● DESCRIPTION OF THE TASK
Send back all the data below, exactly as given.

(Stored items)

────────────────────

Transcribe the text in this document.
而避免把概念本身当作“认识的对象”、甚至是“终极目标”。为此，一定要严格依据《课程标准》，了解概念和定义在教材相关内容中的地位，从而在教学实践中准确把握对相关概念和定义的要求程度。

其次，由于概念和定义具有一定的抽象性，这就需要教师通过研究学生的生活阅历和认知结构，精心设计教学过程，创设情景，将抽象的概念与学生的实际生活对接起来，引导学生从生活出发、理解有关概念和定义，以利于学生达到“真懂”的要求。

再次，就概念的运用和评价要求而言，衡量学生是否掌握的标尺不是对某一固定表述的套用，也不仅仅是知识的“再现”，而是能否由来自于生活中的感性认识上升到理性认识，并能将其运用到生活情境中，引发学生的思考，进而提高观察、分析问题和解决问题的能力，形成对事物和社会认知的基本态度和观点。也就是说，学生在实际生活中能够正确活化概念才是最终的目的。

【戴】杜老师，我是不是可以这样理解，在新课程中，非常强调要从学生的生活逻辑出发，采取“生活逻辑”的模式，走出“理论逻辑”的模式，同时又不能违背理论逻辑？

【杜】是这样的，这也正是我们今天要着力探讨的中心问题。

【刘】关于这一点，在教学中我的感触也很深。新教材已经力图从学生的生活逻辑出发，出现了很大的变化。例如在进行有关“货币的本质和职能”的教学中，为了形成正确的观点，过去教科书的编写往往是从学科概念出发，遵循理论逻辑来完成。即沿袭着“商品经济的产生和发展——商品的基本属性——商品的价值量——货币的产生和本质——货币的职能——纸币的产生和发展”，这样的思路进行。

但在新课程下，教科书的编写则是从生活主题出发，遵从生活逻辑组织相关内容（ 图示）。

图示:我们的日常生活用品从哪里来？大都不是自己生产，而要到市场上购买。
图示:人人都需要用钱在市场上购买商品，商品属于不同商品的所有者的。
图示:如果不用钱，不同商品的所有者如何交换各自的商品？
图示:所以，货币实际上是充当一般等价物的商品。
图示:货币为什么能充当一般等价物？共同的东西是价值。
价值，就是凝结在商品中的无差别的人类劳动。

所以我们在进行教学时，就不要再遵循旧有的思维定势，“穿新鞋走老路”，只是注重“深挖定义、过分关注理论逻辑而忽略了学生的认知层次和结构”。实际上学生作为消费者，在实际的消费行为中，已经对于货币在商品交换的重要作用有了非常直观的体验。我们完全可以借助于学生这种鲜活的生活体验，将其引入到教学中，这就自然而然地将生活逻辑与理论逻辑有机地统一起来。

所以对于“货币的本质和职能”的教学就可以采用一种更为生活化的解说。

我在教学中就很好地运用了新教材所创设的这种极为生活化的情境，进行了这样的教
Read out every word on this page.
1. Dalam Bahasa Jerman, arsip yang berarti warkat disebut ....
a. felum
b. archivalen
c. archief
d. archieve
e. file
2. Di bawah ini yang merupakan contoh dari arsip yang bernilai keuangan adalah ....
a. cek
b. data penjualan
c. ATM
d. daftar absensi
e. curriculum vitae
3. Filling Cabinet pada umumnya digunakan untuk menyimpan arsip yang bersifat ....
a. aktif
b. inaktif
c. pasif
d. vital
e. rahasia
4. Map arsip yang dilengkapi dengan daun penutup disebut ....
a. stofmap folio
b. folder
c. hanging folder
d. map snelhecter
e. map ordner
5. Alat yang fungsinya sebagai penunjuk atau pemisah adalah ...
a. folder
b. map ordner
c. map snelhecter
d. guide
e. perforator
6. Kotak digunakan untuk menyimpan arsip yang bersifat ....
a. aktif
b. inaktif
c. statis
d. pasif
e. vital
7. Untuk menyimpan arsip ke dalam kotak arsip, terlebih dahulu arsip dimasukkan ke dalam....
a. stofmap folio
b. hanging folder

────────────────────

● FINAL ANSWER
Transcribe the text in this document.
而避免把概念本身当作“认识的对象”、甚至是“终极目标”。为此，一定要严格依据《课程标准》，了解概念和定义在教材相关内容中的地位，从而在教学实践中准确把握对相关概念和定义的要求程度。

其次，由于概念和定义具有一定的抽象性，这就需要教师通过研究学生的生活阅历和认知结构，精心设计教学过程，创设情景，将抽象的概念与学生的实际生活对接起来，引导学生从生活出发、理解有关概念和定义，以利于学生达到“真懂”的要求。

再次，就概念的运用和评价要求而言，衡量学生是否掌握的标尺不是对某一固定表述的套用，也不仅仅是知识的“再现”，而是能否由来自于生活中的感性认识上升到理性认识，并能将其运用到生活情境中，引发学生的思考，进而提高观察、分析问题和解决问题的能力，形成对事物和社会认知的基本态度和观点。也就是说，学生在实际生活中能够正确活化概念才是最终的目的。

【戴】杜老师，我是不是可以这样理解，在新课程中，非常强调要从学生的生活逻辑出发，采取“生活逻辑”的模式，走出“理论逻辑”的模式，同时又不能违背理论逻辑？

【杜】是这样的，这也正是我们今天要着力探讨的中心问题。

【刘】关于这一点，在教学中我的感触也很深。新教材已经力图从学生的生活逻辑出发，出现了很大的变化。例如在进行有关“货币的本质和职能”的教学中，为了形成正确的观点，过去教科书的编写往往是从学科概念出发，遵循理论逻辑来完成。即沿袭着“商品经济的产生和发展——商品的基本属性——商品的价值量——货币的产生和本质——货币的职能——纸币的产生和发展”，这样的思路进行。

但在新课程下，教科书的编写则是从生活主题出发，遵从生活逻辑组织相关内容（ 图示）。

图示:我们的日常生活用品从哪里来？大都不是自己生产，而要到市场上购买。
图示:人人都需要用钱在市场上购买商品，商品属于不同商品的所有者的。
图示:如果不用钱，不同商品的所有者如何交换各自的商品？
图示:所以，货币实际上是充当一般等价物的商品。
图示:货币为什么能充当一般等价物？共同的东西是价值。
价值，就是凝结在商品中的无差别的人类劳动。

所以我们在进行教学时，就不要再遵循旧有的思维定势，“穿新鞋走老路”，只是注重“深挖定义、过分关注理论逻辑而忽略了学生的认知层次和结构”。实际上学生作为消费者，在实际的消费行为中，已经对于货币在商品交换的重要作用有了非常直观的体验。我们完全可以借助于学生这种鲜活的生活体验，将其引入到教学中，这就自然而然地将生活逻辑与理论逻辑有机地统一起来。

所以对于“货币的本质和职能”的教学就可以采用一种更为生活化的解说。

我在教学中就很好地运用了新教材所创设的这种极为生活化的情境，进行了这样的教
Read out every word on this page.
1. Dalam Bahasa Jerman, arsip yang berarti warkat disebut ....
a. felum
b. archivalen
c. archief
d. archieve
e. file
2. Di bawah ini yang merupakan contoh dari arsip yang bernilai keuangan adalah ....
a. cek
b. data penjualan
c. ATM
d. daftar absensi
e. curriculum vitae
3. Filling Cabinet pada umumnya digunakan untuk menyimpan arsip yang bersifat ....
a. aktif
b. inaktif
c. pasif
d. vital
e. rahasia
4. Map arsip yang dilengkapi dengan daun penutup disebut ....
a. stofmap folio
b. folder
c. hanging folder
d. map snelhecter
e. map ordner
5. Alat yang fungsinya sebagai penunjuk atau pemisah adalah ...
a. folder
b. map ordner
c. map snelhecter
d. guide
e. perforator
6. Kotak digunakan untuk menyimpan arsip yang bersifat ....
a. aktif
b. inaktif
c. statis
d. pasif
e. vital
7. Untuk menyimpan arsip ke dalam kotak arsip, terlebih dahulu arsip dimasukkan ke dalam....
a. stofmap folio
b. hanging folder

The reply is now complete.